REQUIREMENT
Lift out each line of the data that holds "сообщества".

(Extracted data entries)
— Start —

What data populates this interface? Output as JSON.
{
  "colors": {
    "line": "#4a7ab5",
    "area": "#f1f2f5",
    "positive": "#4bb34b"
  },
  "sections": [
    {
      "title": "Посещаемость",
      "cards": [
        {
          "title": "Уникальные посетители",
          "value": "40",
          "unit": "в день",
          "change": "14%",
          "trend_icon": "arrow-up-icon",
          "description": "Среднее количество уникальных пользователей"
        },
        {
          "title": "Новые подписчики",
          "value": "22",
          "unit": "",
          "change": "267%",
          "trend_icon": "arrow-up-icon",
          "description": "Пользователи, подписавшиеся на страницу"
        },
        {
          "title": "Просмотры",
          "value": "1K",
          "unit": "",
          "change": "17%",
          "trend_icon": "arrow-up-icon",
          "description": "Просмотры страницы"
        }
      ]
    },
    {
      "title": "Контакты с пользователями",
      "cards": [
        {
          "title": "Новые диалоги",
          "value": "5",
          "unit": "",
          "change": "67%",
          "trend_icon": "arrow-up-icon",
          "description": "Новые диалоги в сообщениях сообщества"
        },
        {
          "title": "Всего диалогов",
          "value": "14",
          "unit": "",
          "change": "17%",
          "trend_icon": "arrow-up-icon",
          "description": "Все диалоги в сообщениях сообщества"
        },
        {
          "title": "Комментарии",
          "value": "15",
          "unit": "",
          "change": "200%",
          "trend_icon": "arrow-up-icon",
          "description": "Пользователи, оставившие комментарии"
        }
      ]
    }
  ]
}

— End —

EXERCISE RESPONSE
          "description": "Новые диалоги в сообщениях сообщества"
          "description": "Все диалоги в сообщениях сообщества"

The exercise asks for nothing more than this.